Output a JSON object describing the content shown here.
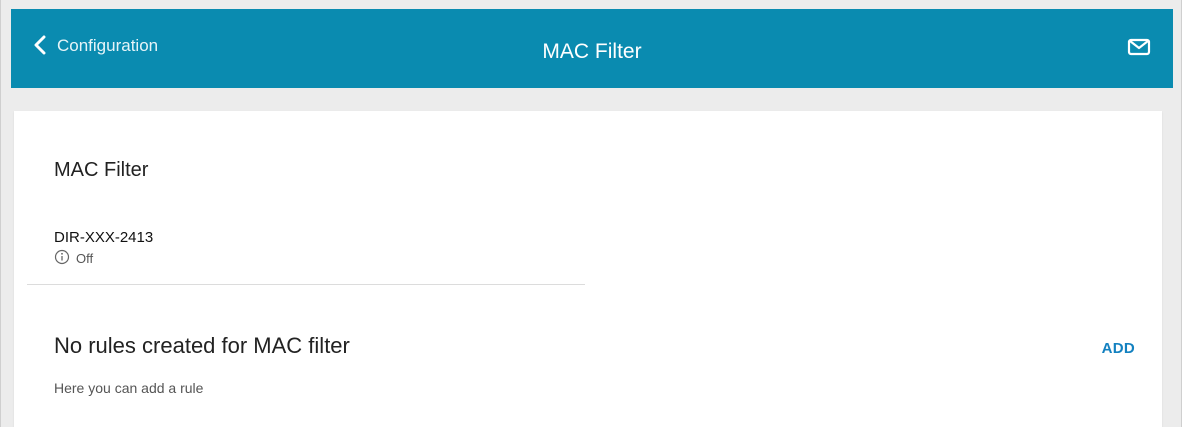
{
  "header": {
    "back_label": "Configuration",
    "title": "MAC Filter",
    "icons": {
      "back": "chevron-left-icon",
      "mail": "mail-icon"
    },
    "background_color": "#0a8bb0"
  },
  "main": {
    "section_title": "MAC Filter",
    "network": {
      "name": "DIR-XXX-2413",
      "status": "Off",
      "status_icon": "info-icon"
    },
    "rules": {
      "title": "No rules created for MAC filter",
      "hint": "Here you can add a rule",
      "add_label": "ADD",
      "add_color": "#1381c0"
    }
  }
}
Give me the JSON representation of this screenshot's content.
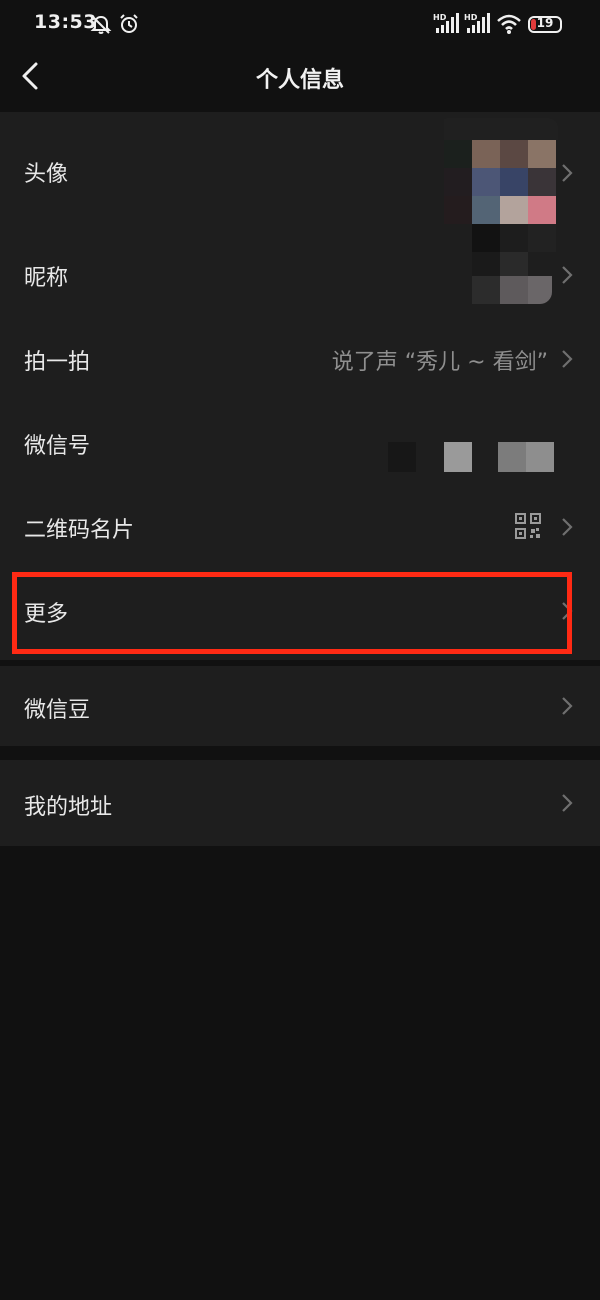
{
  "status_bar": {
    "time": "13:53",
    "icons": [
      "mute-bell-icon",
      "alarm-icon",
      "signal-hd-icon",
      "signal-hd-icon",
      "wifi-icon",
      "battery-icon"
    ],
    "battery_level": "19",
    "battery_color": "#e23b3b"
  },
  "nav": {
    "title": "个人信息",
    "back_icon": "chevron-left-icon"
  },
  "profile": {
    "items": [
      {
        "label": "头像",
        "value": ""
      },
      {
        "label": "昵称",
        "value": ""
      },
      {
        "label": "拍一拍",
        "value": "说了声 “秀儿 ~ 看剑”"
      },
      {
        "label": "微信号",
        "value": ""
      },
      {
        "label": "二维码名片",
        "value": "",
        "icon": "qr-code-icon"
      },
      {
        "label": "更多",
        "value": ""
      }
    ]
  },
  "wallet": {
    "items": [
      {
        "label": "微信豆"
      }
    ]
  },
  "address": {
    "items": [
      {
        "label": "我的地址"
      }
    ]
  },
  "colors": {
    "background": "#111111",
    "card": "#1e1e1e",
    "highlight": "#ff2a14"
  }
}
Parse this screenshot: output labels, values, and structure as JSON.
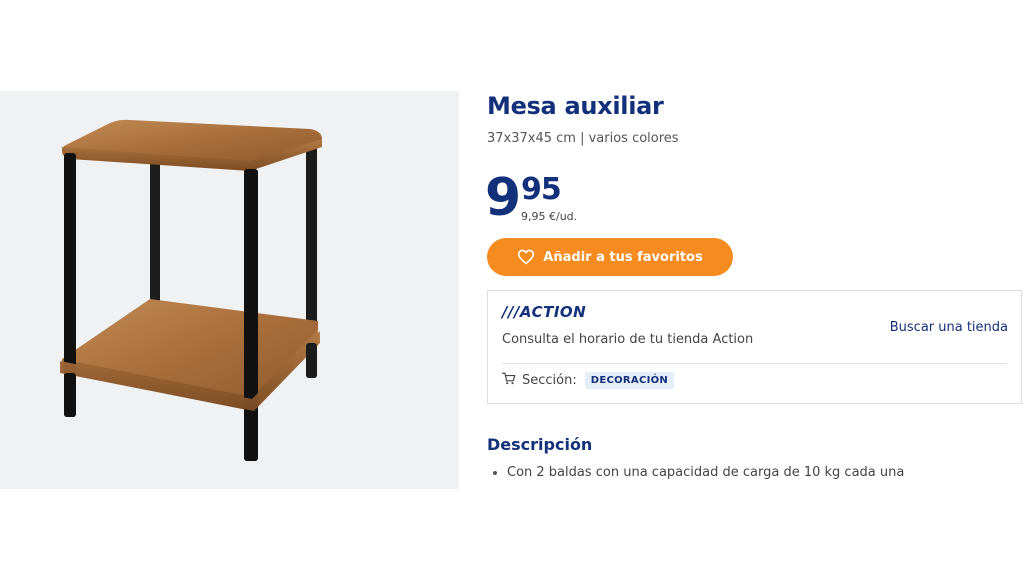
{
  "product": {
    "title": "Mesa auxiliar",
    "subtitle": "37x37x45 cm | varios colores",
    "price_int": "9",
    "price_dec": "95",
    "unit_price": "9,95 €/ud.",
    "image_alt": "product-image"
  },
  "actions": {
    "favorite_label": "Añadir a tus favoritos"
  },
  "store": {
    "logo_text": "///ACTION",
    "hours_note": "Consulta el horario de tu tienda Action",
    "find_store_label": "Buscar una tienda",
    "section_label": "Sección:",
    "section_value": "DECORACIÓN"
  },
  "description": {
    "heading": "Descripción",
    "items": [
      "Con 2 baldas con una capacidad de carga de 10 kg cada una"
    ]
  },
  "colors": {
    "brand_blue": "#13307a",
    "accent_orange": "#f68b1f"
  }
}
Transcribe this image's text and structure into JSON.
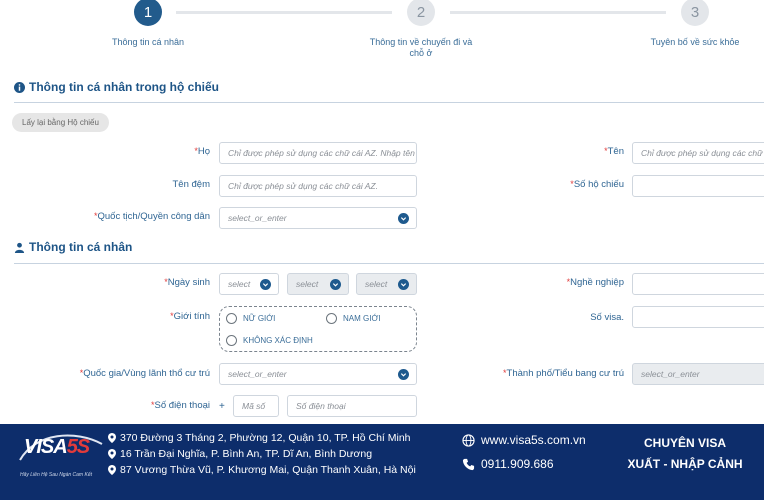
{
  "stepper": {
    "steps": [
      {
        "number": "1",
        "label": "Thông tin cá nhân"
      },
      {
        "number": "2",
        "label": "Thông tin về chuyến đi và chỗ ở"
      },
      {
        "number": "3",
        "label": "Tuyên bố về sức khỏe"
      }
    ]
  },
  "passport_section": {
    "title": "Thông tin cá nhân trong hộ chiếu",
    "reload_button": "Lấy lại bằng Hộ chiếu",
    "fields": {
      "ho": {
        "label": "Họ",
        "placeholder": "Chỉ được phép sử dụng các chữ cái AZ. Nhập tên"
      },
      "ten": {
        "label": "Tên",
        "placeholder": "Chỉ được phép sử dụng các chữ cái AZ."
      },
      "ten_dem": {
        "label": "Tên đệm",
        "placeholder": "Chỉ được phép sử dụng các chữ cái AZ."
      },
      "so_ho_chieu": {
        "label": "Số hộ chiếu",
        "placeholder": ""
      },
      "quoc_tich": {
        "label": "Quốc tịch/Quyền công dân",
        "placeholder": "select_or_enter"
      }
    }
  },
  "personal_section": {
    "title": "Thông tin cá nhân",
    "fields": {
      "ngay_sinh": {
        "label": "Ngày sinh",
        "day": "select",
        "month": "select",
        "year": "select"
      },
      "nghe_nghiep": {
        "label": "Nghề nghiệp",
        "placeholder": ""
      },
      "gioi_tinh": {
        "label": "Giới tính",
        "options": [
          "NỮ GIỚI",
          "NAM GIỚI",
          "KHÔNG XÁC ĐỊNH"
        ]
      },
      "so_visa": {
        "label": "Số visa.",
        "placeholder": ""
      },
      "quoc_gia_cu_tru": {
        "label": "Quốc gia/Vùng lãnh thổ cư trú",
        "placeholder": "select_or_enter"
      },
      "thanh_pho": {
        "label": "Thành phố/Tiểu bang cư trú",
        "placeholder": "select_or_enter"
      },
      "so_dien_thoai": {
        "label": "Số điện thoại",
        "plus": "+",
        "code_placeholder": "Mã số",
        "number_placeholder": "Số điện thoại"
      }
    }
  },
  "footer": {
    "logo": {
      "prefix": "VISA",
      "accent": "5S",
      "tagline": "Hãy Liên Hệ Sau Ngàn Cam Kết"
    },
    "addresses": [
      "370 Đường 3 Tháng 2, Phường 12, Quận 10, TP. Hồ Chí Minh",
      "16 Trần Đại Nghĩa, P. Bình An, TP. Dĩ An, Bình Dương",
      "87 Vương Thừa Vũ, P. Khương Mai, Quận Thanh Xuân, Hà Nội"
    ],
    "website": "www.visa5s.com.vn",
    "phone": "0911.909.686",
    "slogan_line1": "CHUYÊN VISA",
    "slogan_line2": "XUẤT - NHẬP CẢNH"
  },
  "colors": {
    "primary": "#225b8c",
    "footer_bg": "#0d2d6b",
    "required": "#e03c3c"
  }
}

......

Short exercise —
Your task is to set down the records shown above exactly, minus any pictures.

Expected output —
Output a JSON object describing the content shown here.
{
  "header": {
    "back_label": "Configuration",
    "title": "MAC Filter",
    "icons": {
      "back": "chevron-left-icon",
      "mail": "mail-icon"
    },
    "background_color": "#0a8bb0"
  },
  "main": {
    "section_title": "MAC Filter",
    "network": {
      "name": "DIR-XXX-2413",
      "status": "Off",
      "status_icon": "info-icon"
    },
    "rules": {
      "title": "No rules created for MAC filter",
      "hint": "Here you can add a rule",
      "add_label": "ADD",
      "add_color": "#1381c0"
    }
  }
}
Give me the JSON representation of this screenshot's content.
{
  "status_bar": {
    "time": "13:53",
    "icons": [
      "mute-bell-icon",
      "alarm-icon",
      "signal-hd-icon",
      "signal-hd-icon",
      "wifi-icon",
      "battery-icon"
    ],
    "battery_level": "19",
    "battery_color": "#e23b3b"
  },
  "nav": {
    "title": "个人信息",
    "back_icon": "chevron-left-icon"
  },
  "profile": {
    "items": [
      {
        "label": "头像",
        "value": ""
      },
      {
        "label": "昵称",
        "value": ""
      },
      {
        "label": "拍一拍",
        "value": "说了声 “秀儿 ~ 看剑”"
      },
      {
        "label": "微信号",
        "value": ""
      },
      {
        "label": "二维码名片",
        "value": "",
        "icon": "qr-code-icon"
      },
      {
        "label": "更多",
        "value": ""
      }
    ]
  },
  "wallet": {
    "items": [
      {
        "label": "微信豆"
      }
    ]
  },
  "address": {
    "items": [
      {
        "label": "我的地址"
      }
    ]
  },
  "colors": {
    "background": "#111111",
    "card": "#1e1e1e",
    "highlight": "#ff2a14"
  }
}
Parse this screenshot: output labels, values, and structure as JSON.
{
  "product": {
    "title": "Mesa auxiliar",
    "subtitle": "37x37x45 cm | varios colores",
    "price_int": "9",
    "price_dec": "95",
    "unit_price": "9,95 €/ud.",
    "image_alt": "product-image"
  },
  "actions": {
    "favorite_label": "Añadir a tus favoritos"
  },
  "store": {
    "logo_text": "///ACTION",
    "hours_note": "Consulta el horario de tu tienda Action",
    "find_store_label": "Buscar una tienda",
    "section_label": "Sección:",
    "section_value": "DECORACIÓN"
  },
  "description": {
    "heading": "Descripción",
    "items": [
      "Con 2 baldas con una capacidad de carga de 10 kg cada una"
    ]
  },
  "colors": {
    "brand_blue": "#13307a",
    "accent_orange": "#f68b1f"
  }
}
Transcribe this image's text and structure into JSON.
{
  "stepper": {
    "steps": [
      {
        "number": "1",
        "label": "Thông tin cá nhân"
      },
      {
        "number": "2",
        "label": "Thông tin về chuyến đi và chỗ ở"
      },
      {
        "number": "3",
        "label": "Tuyên bố về sức khỏe"
      }
    ]
  },
  "passport_section": {
    "title": "Thông tin cá nhân trong hộ chiếu",
    "reload_button": "Lấy lại bằng Hộ chiếu",
    "fields": {
      "ho": {
        "label": "Họ",
        "placeholder": "Chỉ được phép sử dụng các chữ cái AZ. Nhập tên"
      },
      "ten": {
        "label": "Tên",
        "placeholder": "Chỉ được phép sử dụng các chữ cái AZ."
      },
      "ten_dem": {
        "label": "Tên đệm",
        "placeholder": "Chỉ được phép sử dụng các chữ cái AZ."
      },
      "so_ho_chieu": {
        "label": "Số hộ chiếu",
        "placeholder": ""
      },
      "quoc_tich": {
        "label": "Quốc tịch/Quyền công dân",
        "placeholder": "select_or_enter"
      }
    }
  },
  "personal_section": {
    "title": "Thông tin cá nhân",
    "fields": {
      "ngay_sinh": {
        "label": "Ngày sinh",
        "day": "select",
        "month": "select",
        "year": "select"
      },
      "nghe_nghiep": {
        "label": "Nghề nghiệp",
        "placeholder": ""
      },
      "gioi_tinh": {
        "label": "Giới tính",
        "options": [
          "NỮ GIỚI",
          "NAM GIỚI",
          "KHÔNG XÁC ĐỊNH"
        ]
      },
      "so_visa": {
        "label": "Số visa.",
        "placeholder": ""
      },
      "quoc_gia_cu_tru": {
        "label": "Quốc gia/Vùng lãnh thổ cư trú",
        "placeholder": "select_or_enter"
      },
      "thanh_pho": {
        "label": "Thành phố/Tiểu bang cư trú",
        "placeholder": "select_or_enter"
      },
      "so_dien_thoai": {
        "label": "Số điện thoại",
        "plus": "+",
        "code_placeholder": "Mã số",
        "number_placeholder": "Số điện thoại"
      }
    }
  },
  "footer": {
    "logo": {
      "prefix": "VISA",
      "accent": "5S",
      "tagline": "Hãy Liên Hệ Sau Ngàn Cam Kết"
    },
    "addresses": [
      "370 Đường 3 Tháng 2, Phường 12, Quận 10, TP. Hồ Chí Minh",
      "16 Trần Đại Nghĩa, P. Bình An, TP. Dĩ An, Bình Dương",
      "87 Vương Thừa Vũ, P. Khương Mai, Quận Thanh Xuân, Hà Nội"
    ],
    "website": "www.visa5s.com.vn",
    "phone": "0911.909.686",
    "slogan_line1": "CHUYÊN VISA",
    "slogan_line2": "XUẤT - NHẬP CẢNH"
  },
  "colors": {
    "primary": "#225b8c",
    "footer_bg": "#0d2d6b",
    "required": "#e03c3c"
  }
}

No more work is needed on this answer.